# YOUR OBJECTIVE
Every record below is to be retyped exactly.

# EXERCISE MATERIAL
────────────────
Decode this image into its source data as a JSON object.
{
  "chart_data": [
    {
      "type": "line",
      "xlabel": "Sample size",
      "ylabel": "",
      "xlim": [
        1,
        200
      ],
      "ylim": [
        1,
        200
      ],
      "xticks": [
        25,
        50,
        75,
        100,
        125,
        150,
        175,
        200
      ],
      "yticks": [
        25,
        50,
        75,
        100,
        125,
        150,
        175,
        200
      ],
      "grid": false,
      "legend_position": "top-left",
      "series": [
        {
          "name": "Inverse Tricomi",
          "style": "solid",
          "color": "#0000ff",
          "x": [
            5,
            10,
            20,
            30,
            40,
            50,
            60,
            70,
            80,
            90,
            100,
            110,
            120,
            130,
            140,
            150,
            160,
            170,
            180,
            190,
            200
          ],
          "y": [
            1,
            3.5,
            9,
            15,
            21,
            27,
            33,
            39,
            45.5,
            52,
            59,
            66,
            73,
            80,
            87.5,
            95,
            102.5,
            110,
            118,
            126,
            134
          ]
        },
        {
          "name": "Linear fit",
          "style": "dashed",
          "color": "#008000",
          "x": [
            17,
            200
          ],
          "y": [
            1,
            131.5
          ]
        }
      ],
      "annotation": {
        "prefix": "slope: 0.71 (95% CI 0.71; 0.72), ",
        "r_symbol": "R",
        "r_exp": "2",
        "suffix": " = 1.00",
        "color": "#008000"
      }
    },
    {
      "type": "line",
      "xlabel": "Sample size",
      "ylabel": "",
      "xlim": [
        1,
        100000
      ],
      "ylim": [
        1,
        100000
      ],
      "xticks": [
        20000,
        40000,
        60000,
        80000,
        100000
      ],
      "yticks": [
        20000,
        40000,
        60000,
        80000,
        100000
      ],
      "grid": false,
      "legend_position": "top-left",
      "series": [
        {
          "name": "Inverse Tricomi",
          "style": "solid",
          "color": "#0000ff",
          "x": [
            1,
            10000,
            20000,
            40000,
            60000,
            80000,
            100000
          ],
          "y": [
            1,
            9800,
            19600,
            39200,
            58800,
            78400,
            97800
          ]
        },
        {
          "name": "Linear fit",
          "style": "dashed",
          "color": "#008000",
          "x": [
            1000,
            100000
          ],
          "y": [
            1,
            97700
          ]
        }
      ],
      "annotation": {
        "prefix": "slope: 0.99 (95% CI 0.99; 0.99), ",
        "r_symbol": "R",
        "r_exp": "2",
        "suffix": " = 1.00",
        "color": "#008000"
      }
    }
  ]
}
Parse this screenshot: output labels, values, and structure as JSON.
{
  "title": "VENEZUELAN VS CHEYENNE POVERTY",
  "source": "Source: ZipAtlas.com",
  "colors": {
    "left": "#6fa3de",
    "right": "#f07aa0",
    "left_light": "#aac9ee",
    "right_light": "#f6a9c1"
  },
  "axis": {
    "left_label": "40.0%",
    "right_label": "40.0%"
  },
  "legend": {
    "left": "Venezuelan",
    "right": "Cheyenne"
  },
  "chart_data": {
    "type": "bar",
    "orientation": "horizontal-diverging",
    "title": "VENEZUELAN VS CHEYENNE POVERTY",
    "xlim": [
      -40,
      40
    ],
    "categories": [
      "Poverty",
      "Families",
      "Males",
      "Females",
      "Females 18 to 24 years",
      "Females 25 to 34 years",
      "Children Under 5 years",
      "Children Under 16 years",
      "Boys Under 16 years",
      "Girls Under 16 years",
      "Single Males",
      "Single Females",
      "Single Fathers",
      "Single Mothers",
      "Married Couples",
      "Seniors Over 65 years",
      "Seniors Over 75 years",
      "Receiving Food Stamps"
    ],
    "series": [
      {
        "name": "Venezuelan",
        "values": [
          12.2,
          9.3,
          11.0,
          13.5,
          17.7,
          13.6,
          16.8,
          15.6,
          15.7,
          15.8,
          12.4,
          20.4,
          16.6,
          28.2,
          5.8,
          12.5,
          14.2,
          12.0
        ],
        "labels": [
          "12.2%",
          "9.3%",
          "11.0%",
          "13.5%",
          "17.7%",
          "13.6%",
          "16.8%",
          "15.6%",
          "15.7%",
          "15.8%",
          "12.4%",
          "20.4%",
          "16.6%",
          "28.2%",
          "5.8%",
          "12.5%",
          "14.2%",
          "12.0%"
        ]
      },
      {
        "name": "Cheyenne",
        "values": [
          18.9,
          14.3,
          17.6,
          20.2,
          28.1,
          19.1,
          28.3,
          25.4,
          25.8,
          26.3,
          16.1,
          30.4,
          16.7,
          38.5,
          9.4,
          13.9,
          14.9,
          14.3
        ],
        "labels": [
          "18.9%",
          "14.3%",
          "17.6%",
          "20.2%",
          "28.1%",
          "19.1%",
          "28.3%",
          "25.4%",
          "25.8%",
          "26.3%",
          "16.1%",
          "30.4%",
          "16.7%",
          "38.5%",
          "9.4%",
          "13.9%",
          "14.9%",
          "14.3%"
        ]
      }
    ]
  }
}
────────────────
# ANSWER TO THIS TASK
Decode this image into its source data as a JSON object.
{
  "chart_data": [
    {
      "type": "line",
      "xlabel": "Sample size",
      "ylabel": "",
      "xlim": [
        1,
        200
      ],
      "ylim": [
        1,
        200
      ],
      "xticks": [
        25,
        50,
        75,
        100,
        125,
        150,
        175,
        200
      ],
      "yticks": [
        25,
        50,
        75,
        100,
        125,
        150,
        175,
        200
      ],
      "grid": false,
      "legend_position": "top-left",
      "series": [
        {
          "name": "Inverse Tricomi",
          "style": "solid",
          "color": "#0000ff",
          "x": [
            5,
            10,
            20,
            30,
            40,
            50,
            60,
            70,
            80,
            90,
            100,
            110,
            120,
            130,
            140,
            150,
            160,
            170,
            180,
            190,
            200
          ],
          "y": [
            1,
            3.5,
            9,
            15,
            21,
            27,
            33,
            39,
            45.5,
            52,
            59,
            66,
            73,
            80,
            87.5,
            95,
            102.5,
            110,
            118,
            126,
            134
          ]
        },
        {
          "name": "Linear fit",
          "style": "dashed",
          "color": "#008000",
          "x": [
            17,
            200
          ],
          "y": [
            1,
            131.5
          ]
        }
      ],
      "annotation": {
        "prefix": "slope: 0.71 (95% CI 0.71; 0.72), ",
        "r_symbol": "R",
        "r_exp": "2",
        "suffix": " = 1.00",
        "color": "#008000"
      }
    },
    {
      "type": "line",
      "xlabel": "Sample size",
      "ylabel": "",
      "xlim": [
        1,
        100000
      ],
      "ylim": [
        1,
        100000
      ],
      "xticks": [
        20000,
        40000,
        60000,
        80000,
        100000
      ],
      "yticks": [
        20000,
        40000,
        60000,
        80000,
        100000
      ],
      "grid": false,
      "legend_position": "top-left",
      "series": [
        {
          "name": "Inverse Tricomi",
          "style": "solid",
          "color": "#0000ff",
          "x": [
            1,
            10000,
            20000,
            40000,
            60000,
            80000,
            100000
          ],
          "y": [
            1,
            9800,
            19600,
            39200,
            58800,
            78400,
            97800
          ]
        },
        {
          "name": "Linear fit",
          "style": "dashed",
          "color": "#008000",
          "x": [
            1000,
            100000
          ],
          "y": [
            1,
            97700
          ]
        }
      ],
      "annotation": {
        "prefix": "slope: 0.99 (95% CI 0.99; 0.99), ",
        "r_symbol": "R",
        "r_exp": "2",
        "suffix": " = 1.00",
        "color": "#008000"
      }
    }
  ]
}
Parse this screenshot: output labels, values, and structure as JSON.
{
  "title": "VENEZUELAN VS CHEYENNE POVERTY",
  "source": "Source: ZipAtlas.com",
  "colors": {
    "left": "#6fa3de",
    "right": "#f07aa0",
    "left_light": "#aac9ee",
    "right_light": "#f6a9c1"
  },
  "axis": {
    "left_label": "40.0%",
    "right_label": "40.0%"
  },
  "legend": {
    "left": "Venezuelan",
    "right": "Cheyenne"
  },
  "chart_data": {
    "type": "bar",
    "orientation": "horizontal-diverging",
    "title": "VENEZUELAN VS CHEYENNE POVERTY",
    "xlim": [
      -40,
      40
    ],
    "categories": [
      "Poverty",
      "Families",
      "Males",
      "Females",
      "Females 18 to 24 years",
      "Females 25 to 34 years",
      "Children Under 5 years",
      "Children Under 16 years",
      "Boys Under 16 years",
      "Girls Under 16 years",
      "Single Males",
      "Single Females",
      "Single Fathers",
      "Single Mothers",
      "Married Couples",
      "Seniors Over 65 years",
      "Seniors Over 75 years",
      "Receiving Food Stamps"
    ],
    "series": [
      {
        "name": "Venezuelan",
        "values": [
          12.2,
          9.3,
          11.0,
          13.5,
          17.7,
          13.6,
          16.8,
          15.6,
          15.7,
          15.8,
          12.4,
          20.4,
          16.6,
          28.2,
          5.8,
          12.5,
          14.2,
          12.0
        ],
        "labels": [
          "12.2%",
          "9.3%",
          "11.0%",
          "13.5%",
          "17.7%",
          "13.6%",
          "16.8%",
          "15.6%",
          "15.7%",
          "15.8%",
          "12.4%",
          "20.4%",
          "16.6%",
          "28.2%",
          "5.8%",
          "12.5%",
          "14.2%",
          "12.0%"
        ]
      },
      {
        "name": "Cheyenne",
        "values": [
          18.9,
          14.3,
          17.6,
          20.2,
          28.1,
          19.1,
          28.3,
          25.4,
          25.8,
          26.3,
          16.1,
          30.4,
          16.7,
          38.5,
          9.4,
          13.9,
          14.9,
          14.3
        ],
        "labels": [
          "18.9%",
          "14.3%",
          "17.6%",
          "20.2%",
          "28.1%",
          "19.1%",
          "28.3%",
          "25.4%",
          "25.8%",
          "26.3%",
          "16.1%",
          "30.4%",
          "16.7%",
          "38.5%",
          "9.4%",
          "13.9%",
          "14.9%",
          "14.3%"
        ]
      }
    ]
  }
}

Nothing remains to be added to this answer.